Skyfire Brings Full Browser Experience To Nokia S60 Phones (200 Private Beta Invites)

Written by on Friday, August 1st, 2008 in Uncategorized.

Throw out that WAP browser on your cell phone. We are quickly approaching a point where a full browser experience is available on our mobile devices. And it is not just the iPhone. A startup called Skyfire is in some respect even further along than Apple in bringing the entire Web to your phone. Its mobile browser lets you slide Web pages around and zoom in like with the mobile version of Safari. But it also supports Flash and Ajax sites. (It does this by offloading most of the heavy lifting to its servers rather than the mobile client). That means you can watch Youtube videos and go to Google Maps right in the mobile browser instead of having to download separate apps. In contrast, the iPhone’s Safari browser still does not support Flash and so to watch a a video you have to launch the separate Youtube app.

As it becomes possible to do more and more inside the mobile browser itself, it raises the question of whether that indeed is the killer app for mobile Web phones. For the most part, you still get a richer experience by downloading a separate single-purpose app to your phone. But efforts like Skyfire’s point to a future where that may no longer be necessary for all but the most sophisticated apps and games.

MATERIAL:

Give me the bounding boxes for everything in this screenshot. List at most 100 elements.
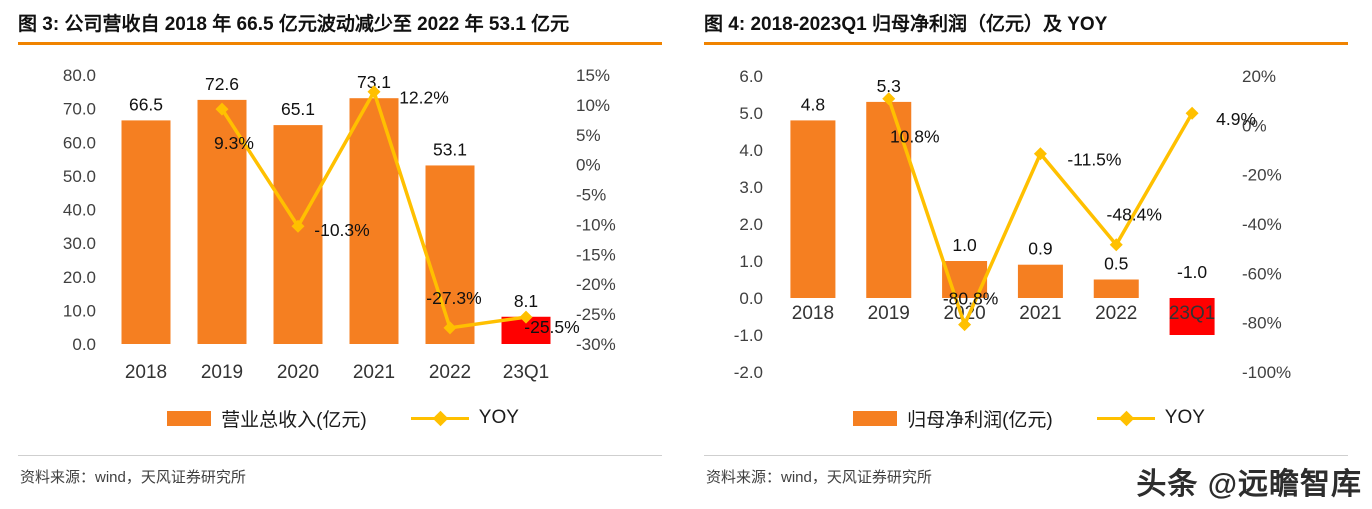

EXERCISES TO COMPLETE:
**A.** Write out the part of the Skyfire article that runs from "Throw out that" up to and including "separate Youtube app.".
**B.** In one to three sentences, explain why the Skyfire article says you can watch YouTube videos in Skyfire's browser without downloading a separate app.
Work only from the Skyfire article.

TASK-BY-TASK SOLUTIONS:
**A.**
Throw out that WAP browser on your cell phone. We are quickly approaching a point where a full browser experience is available on our mobile devices. And it is not just the iPhone. A startup called Skyfire is in some respect even further along than Apple in bringing the entire Web to your phone. Its mobile browser lets you slide Web pages around and zoom in like with the mobile version of Safari. But it also supports Flash and Ajax sites. (It does this by offloading most of the heavy lifting to its servers rather than the mobile client). That means you can watch Youtube videos and go to Google Maps right in the mobile browser instead of having to download separate apps. In contrast, the iPhone’s Safari browser still does not support Flash and so to watch a a video you have to launch the separate Youtube app.

**B.** Skyfire's browser supports Flash and Ajax sites. It manages this by handing most of the heavy lifting to its servers instead of the phone, so YouTube videos play right inside the browser.